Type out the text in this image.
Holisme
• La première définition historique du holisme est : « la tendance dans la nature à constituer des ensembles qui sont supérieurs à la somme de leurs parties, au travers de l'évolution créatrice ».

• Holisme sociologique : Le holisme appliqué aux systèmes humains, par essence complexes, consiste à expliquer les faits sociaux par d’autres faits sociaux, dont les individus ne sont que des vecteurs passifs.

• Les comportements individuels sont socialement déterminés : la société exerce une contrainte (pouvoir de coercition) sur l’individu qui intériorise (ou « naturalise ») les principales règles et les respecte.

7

* * *

§ WHAT YOU NEED TO DO
Repeat the data above, word for word.

§ TASK ANSWER
Type out the text in this image.
Holisme
• La première définition historique du holisme est : « la tendance dans la nature à constituer des ensembles qui sont supérieurs à la somme de leurs parties, au travers de l'évolution créatrice ».

• Holisme sociologique : Le holisme appliqué aux systèmes humains, par essence complexes, consiste à expliquer les faits sociaux par d’autres faits sociaux, dont les individus ne sont que des vecteurs passifs.

• Les comportements individuels sont socialement déterminés : la société exerce une contrainte (pouvoir de coercition) sur l’individu qui intériorise (ou « naturalise ») les principales règles et les respecte.

7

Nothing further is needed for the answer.